Extrait du texte |
++++++++++

L’industrie tire la consommation vers le bas
C’est l’industrie qui enregistre la baisse la plus forte : -7 % sur l’année. En cause, les gains d’efficacité énergétique dans certains process, mais surtout une concurrence internationale toujours plus rude, en particulier pour le secteur de la chimie.
Du côté des ménages, des commerces et des petites entreprises, la consommation recule également de 3,1 % (231 TWh au total, données corrigées des variations climatiques). L’amélioration de l’isolation des bâtiments, le renouvellement des équipements et les comportements de sobriété continuent de produire leurs effets.
Seule exception : les centrales électriques à gaz. Leur consommation grimpe de 6,8 % pour atteindre 16,9 TWh. Un rebond qui s’explique par une moindre production hydraulique cette année et par la hausse des exportations d’électricité vers nos voisins européens.

++++++++++

Données fournies |
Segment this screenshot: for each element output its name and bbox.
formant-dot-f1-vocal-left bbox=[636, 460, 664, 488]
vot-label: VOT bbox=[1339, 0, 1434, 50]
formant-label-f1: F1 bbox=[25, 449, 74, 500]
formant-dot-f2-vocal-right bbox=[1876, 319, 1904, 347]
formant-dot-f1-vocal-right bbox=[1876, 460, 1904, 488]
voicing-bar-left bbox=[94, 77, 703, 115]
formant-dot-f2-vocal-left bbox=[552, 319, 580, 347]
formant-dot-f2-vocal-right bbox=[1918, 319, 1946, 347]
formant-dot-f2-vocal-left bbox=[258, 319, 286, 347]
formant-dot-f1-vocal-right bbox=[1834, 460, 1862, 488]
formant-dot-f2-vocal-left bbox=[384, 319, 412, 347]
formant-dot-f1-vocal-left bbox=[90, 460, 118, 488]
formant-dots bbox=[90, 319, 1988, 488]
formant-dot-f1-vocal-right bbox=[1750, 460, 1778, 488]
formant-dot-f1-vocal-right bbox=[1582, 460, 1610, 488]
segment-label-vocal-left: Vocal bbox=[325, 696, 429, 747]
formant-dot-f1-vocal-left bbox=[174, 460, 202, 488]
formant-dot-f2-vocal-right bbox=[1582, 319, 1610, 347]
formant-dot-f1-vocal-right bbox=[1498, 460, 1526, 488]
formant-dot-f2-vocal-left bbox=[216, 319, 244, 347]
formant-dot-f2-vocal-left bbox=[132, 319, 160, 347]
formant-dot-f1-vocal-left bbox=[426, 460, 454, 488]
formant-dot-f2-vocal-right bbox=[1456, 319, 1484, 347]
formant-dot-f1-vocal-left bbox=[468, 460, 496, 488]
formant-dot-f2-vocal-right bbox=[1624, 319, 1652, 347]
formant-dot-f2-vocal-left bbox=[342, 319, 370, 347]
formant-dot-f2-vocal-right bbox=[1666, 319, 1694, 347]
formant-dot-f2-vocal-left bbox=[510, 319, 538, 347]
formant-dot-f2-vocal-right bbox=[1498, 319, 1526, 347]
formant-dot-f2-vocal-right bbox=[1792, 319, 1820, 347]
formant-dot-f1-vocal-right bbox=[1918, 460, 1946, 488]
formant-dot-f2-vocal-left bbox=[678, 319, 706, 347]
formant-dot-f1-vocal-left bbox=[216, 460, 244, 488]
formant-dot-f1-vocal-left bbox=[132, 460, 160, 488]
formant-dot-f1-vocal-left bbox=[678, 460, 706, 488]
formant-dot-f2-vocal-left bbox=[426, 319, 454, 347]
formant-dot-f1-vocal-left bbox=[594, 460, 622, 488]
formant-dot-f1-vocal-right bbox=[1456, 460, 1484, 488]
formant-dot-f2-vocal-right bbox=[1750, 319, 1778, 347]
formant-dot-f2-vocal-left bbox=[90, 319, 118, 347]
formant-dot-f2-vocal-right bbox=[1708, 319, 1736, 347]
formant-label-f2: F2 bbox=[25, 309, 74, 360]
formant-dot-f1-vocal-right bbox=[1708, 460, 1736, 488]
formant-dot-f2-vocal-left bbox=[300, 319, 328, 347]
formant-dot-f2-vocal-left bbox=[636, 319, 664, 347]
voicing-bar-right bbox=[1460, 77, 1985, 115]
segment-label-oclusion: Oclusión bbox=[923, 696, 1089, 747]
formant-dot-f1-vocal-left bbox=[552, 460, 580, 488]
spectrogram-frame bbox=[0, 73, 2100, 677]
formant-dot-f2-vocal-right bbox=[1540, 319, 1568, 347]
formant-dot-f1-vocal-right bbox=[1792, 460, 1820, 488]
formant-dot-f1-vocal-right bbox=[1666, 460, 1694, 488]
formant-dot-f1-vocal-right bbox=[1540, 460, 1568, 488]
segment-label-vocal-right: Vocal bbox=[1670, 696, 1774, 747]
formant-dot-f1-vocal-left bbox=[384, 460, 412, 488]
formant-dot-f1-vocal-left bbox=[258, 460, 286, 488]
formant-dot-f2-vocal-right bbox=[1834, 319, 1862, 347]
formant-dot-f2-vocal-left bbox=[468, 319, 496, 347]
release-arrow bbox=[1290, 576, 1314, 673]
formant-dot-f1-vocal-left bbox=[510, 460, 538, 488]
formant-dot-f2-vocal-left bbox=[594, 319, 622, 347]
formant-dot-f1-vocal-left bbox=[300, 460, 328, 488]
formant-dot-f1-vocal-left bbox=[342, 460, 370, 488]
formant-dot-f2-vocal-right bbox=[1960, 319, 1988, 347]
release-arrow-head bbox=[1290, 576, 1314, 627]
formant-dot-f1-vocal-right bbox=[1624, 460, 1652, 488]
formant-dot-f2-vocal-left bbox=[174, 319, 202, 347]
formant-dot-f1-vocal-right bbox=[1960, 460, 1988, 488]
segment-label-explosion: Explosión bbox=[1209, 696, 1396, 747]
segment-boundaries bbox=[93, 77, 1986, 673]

++++++++++

Travail à réaliser |
**1)** Relevez tous les pourcentages mentionnés dans le texte sur la consommation d'énergie.
**2)** Prolongez, s'il vous plaît, le texte sur la consommation d'énergie après sa dernière phrase.
Les données ci-dessus forment un matériau distinct du texte.

Réponses par tâche |
**1)** -7 %, 3,1 %, 6,8 %

**2)**
Le biométhane poursuit son essor
La filière biométhane confirme sa dynamique avec une production en hausse de 17 %, passant de 11,6 TWh en 2024 à 13,5 TWh en 2025. On compte désormais 802 sites de méthanisation en service, contre 731 un an plus tôt. Les capacités installées atteignent même 15,5 TWh fin 2025, ce qui place la France en tête en Europe.
La France, hub gazier européen
Au-delà de sa consommation intérieure, la France joue un rôle central dans l’approvisionnement gazier du continent. Le réseau de transport a acheminé 659 TWh de gaz en 2025, dont 510,7 TWh en entrées. Principalement via les terminaux méthaniers, qui représentent 64 % du total. Parallèlement, 157 TWh ont été exportés vers les pays voisins, confirmant la position stratégique du pays.